» **PROBLEM STATEMENT**
Reproduce every entry below precisely; do not include the pictures.

» **INPUT MATERIAL**
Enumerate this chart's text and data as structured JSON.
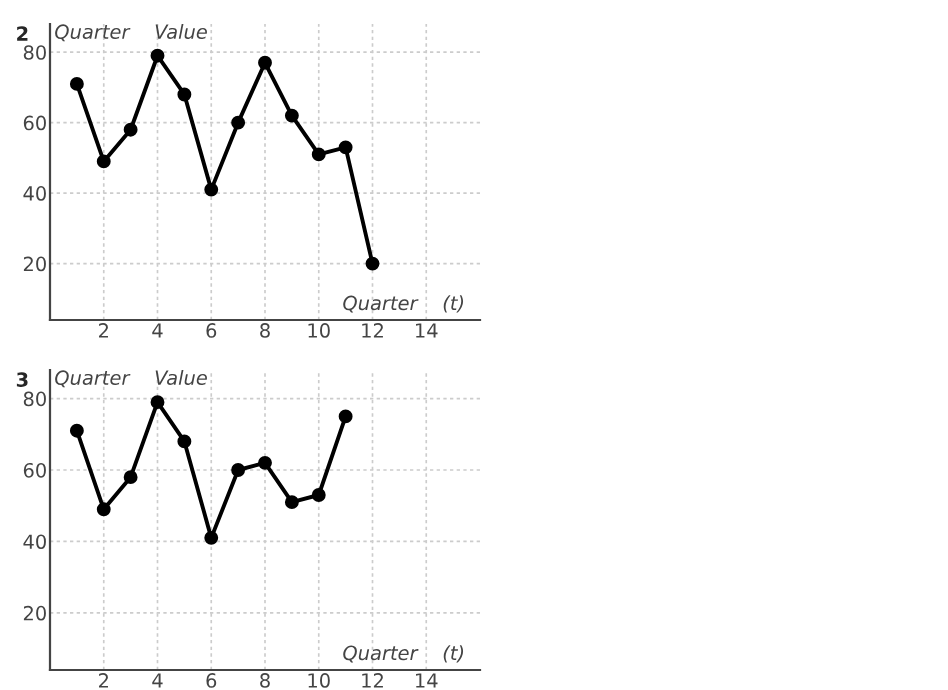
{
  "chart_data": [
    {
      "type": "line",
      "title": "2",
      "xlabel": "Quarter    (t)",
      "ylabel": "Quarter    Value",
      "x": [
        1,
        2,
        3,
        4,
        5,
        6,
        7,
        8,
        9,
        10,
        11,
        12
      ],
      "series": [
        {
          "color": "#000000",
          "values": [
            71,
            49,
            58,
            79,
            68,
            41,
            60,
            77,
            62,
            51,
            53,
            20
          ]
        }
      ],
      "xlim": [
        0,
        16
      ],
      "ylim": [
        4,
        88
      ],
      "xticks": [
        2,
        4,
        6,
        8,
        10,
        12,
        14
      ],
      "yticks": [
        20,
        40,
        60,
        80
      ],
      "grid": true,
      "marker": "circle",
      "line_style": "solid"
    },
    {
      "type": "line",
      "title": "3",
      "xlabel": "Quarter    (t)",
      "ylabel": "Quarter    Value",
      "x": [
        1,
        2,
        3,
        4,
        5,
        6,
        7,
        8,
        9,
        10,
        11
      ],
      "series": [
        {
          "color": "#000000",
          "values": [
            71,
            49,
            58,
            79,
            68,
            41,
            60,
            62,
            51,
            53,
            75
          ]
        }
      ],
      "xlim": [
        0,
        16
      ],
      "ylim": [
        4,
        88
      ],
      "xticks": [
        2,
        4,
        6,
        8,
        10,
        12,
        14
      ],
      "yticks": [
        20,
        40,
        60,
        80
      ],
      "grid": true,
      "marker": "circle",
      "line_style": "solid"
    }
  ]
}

» **EXERCISE OUTPUT**
Enumerate this chart's text and data as structured JSON.
{
  "chart_data": [
    {
      "type": "line",
      "title": "2",
      "xlabel": "Quarter    (t)",
      "ylabel": "Quarter    Value",
      "x": [
        1,
        2,
        3,
        4,
        5,
        6,
        7,
        8,
        9,
        10,
        11,
        12
      ],
      "series": [
        {
          "color": "#000000",
          "values": [
            71,
            49,
            58,
            79,
            68,
            41,
            60,
            77,
            62,
            51,
            53,
            20
          ]
        }
      ],
      "xlim": [
        0,
        16
      ],
      "ylim": [
        4,
        88
      ],
      "xticks": [
        2,
        4,
        6,
        8,
        10,
        12,
        14
      ],
      "yticks": [
        20,
        40,
        60,
        80
      ],
      "grid": true,
      "marker": "circle",
      "line_style": "solid"
    },
    {
      "type": "line",
      "title": "3",
      "xlabel": "Quarter    (t)",
      "ylabel": "Quarter    Value",
      "x": [
        1,
        2,
        3,
        4,
        5,
        6,
        7,
        8,
        9,
        10,
        11
      ],
      "series": [
        {
          "color": "#000000",
          "values": [
            71,
            49,
            58,
            79,
            68,
            41,
            60,
            62,
            51,
            53,
            75
          ]
        }
      ],
      "xlim": [
        0,
        16
      ],
      "ylim": [
        4,
        88
      ],
      "xticks": [
        2,
        4,
        6,
        8,
        10,
        12,
        14
      ],
      "yticks": [
        20,
        40,
        60,
        80
      ],
      "grid": true,
      "marker": "circle",
      "line_style": "solid"
    }
  ]
}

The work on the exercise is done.